Collected data entries:
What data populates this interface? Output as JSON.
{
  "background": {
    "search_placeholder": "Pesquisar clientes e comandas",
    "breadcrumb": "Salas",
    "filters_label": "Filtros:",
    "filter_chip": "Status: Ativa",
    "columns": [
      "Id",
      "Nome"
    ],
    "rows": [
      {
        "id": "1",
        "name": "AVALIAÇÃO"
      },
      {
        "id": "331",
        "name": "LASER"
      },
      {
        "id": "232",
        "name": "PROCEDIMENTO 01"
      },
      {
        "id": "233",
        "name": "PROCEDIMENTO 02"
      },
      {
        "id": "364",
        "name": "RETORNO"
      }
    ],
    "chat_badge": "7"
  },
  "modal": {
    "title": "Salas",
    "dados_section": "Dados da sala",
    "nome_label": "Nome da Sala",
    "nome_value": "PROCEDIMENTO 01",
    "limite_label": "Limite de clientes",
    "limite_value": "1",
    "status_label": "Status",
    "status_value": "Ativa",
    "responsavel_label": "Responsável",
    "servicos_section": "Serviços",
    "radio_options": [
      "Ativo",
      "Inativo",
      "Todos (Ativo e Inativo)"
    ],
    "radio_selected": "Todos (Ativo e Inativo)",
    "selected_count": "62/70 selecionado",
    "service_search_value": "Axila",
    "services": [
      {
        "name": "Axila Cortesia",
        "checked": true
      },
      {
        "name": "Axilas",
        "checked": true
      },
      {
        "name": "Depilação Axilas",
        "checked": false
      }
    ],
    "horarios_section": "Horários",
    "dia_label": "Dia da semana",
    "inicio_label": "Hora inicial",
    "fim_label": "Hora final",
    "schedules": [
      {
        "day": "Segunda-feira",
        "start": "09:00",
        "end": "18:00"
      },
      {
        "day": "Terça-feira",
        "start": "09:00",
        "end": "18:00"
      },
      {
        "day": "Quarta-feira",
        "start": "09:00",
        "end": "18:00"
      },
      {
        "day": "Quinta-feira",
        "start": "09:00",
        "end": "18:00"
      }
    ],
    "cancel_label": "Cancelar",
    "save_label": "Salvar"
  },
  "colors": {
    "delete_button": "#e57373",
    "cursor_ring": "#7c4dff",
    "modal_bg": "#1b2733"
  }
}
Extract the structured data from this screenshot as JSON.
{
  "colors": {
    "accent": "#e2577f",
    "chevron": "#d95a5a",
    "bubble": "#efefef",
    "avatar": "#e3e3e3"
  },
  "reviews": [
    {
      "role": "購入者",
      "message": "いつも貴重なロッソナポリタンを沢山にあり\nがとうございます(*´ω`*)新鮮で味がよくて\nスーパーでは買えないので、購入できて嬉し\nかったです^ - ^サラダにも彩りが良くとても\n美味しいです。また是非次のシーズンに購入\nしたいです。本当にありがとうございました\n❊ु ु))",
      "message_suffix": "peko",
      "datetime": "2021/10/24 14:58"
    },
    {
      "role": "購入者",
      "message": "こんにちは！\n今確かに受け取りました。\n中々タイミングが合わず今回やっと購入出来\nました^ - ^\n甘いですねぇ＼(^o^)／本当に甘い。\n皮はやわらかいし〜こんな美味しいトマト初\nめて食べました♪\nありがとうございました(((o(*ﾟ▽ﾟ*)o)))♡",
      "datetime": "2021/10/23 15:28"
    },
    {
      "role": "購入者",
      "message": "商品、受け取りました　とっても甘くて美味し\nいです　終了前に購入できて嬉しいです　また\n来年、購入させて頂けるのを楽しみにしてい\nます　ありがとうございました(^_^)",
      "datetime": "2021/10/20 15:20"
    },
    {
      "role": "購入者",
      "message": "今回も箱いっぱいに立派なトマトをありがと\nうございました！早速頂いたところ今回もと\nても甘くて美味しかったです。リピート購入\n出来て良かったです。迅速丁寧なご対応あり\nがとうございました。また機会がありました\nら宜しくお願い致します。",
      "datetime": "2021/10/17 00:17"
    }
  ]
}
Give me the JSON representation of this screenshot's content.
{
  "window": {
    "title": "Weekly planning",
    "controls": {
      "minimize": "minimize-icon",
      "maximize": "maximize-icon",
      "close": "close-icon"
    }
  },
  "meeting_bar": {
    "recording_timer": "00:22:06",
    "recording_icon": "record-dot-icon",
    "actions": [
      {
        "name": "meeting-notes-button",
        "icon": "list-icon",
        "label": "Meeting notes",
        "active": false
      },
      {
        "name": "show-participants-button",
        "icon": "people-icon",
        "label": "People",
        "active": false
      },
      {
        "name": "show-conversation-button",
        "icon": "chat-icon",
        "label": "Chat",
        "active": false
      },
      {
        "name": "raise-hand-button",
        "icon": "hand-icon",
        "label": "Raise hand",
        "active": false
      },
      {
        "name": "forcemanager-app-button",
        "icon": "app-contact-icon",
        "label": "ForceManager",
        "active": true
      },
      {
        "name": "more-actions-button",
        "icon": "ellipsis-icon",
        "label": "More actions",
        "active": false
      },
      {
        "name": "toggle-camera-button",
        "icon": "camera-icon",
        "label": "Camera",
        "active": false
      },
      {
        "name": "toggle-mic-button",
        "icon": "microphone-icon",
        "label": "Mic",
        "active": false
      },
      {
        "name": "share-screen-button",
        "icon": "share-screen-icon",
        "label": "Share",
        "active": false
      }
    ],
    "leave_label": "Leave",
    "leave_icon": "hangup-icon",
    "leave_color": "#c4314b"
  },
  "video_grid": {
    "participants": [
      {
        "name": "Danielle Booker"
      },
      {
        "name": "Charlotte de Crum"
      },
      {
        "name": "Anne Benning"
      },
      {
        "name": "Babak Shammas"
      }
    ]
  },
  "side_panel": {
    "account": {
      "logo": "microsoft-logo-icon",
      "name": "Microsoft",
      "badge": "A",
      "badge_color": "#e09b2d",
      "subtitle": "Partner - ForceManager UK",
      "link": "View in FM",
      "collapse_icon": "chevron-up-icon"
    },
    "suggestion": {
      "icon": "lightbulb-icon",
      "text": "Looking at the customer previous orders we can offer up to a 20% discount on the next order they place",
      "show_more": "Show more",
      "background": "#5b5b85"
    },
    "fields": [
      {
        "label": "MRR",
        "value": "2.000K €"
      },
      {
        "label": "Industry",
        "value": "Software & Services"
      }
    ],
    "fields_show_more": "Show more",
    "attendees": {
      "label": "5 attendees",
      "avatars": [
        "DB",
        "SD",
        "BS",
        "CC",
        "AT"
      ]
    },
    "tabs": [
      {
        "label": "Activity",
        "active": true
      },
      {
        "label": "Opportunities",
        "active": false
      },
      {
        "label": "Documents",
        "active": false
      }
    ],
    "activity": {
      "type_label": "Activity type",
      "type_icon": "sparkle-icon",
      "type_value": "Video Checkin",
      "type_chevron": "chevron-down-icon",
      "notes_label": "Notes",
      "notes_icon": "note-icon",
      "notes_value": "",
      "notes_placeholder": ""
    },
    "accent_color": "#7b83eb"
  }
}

Problem requirements | From the data above, count the lines where "screenshot" occurs and give that figure and nothing else.

Exercise answer | 2